- [What is required] Each line of the listing must be transcribed exactly, except for the images, which should be excluded.

Stored entries:
-- START --

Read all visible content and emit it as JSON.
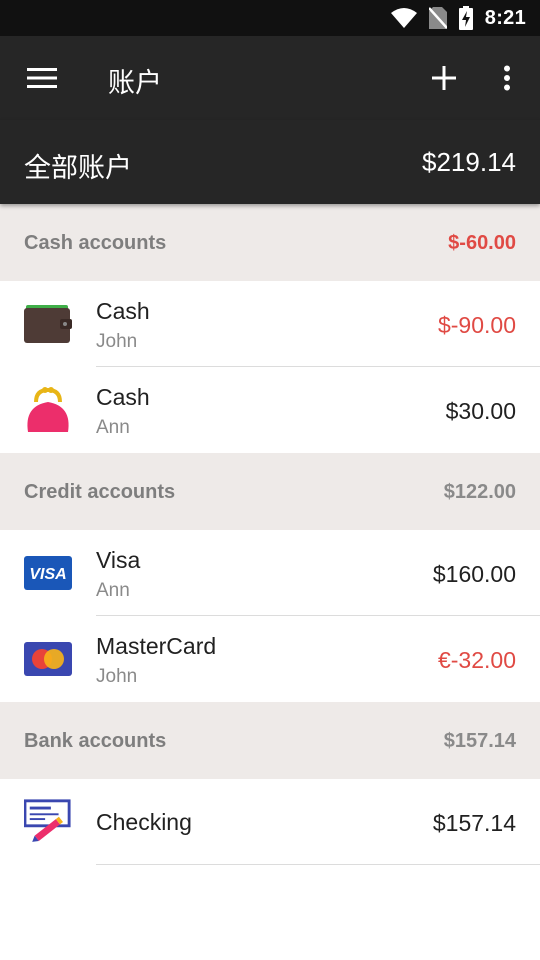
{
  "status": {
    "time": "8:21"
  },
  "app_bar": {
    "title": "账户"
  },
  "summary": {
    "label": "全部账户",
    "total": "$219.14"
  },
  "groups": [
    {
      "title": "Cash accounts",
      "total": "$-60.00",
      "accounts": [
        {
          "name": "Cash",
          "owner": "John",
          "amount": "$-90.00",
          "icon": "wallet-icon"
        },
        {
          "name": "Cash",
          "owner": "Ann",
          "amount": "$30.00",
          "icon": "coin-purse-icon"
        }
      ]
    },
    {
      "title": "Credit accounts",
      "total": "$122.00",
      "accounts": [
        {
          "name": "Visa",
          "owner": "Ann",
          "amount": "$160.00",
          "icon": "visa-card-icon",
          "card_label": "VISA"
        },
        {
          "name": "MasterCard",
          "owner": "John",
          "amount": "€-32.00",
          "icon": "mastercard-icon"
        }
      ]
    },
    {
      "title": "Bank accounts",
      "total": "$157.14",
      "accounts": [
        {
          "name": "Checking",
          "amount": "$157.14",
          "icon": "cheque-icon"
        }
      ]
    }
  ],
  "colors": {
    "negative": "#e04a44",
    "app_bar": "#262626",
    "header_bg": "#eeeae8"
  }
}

-- END --

- [Task answer]
Read all visible content and emit it as JSON.
{
  "status": {
    "time": "8:21"
  },
  "app_bar": {
    "title": "账户"
  },
  "summary": {
    "label": "全部账户",
    "total": "$219.14"
  },
  "groups": [
    {
      "title": "Cash accounts",
      "total": "$-60.00",
      "accounts": [
        {
          "name": "Cash",
          "owner": "John",
          "amount": "$-90.00",
          "icon": "wallet-icon"
        },
        {
          "name": "Cash",
          "owner": "Ann",
          "amount": "$30.00",
          "icon": "coin-purse-icon"
        }
      ]
    },
    {
      "title": "Credit accounts",
      "total": "$122.00",
      "accounts": [
        {
          "name": "Visa",
          "owner": "Ann",
          "amount": "$160.00",
          "icon": "visa-card-icon",
          "card_label": "VISA"
        },
        {
          "name": "MasterCard",
          "owner": "John",
          "amount": "€-32.00",
          "icon": "mastercard-icon"
        }
      ]
    },
    {
      "title": "Bank accounts",
      "total": "$157.14",
      "accounts": [
        {
          "name": "Checking",
          "amount": "$157.14",
          "icon": "cheque-icon"
        }
      ]
    }
  ],
  "colors": {
    "negative": "#e04a44",
    "app_bar": "#262626",
    "header_bg": "#eeeae8"
  }
}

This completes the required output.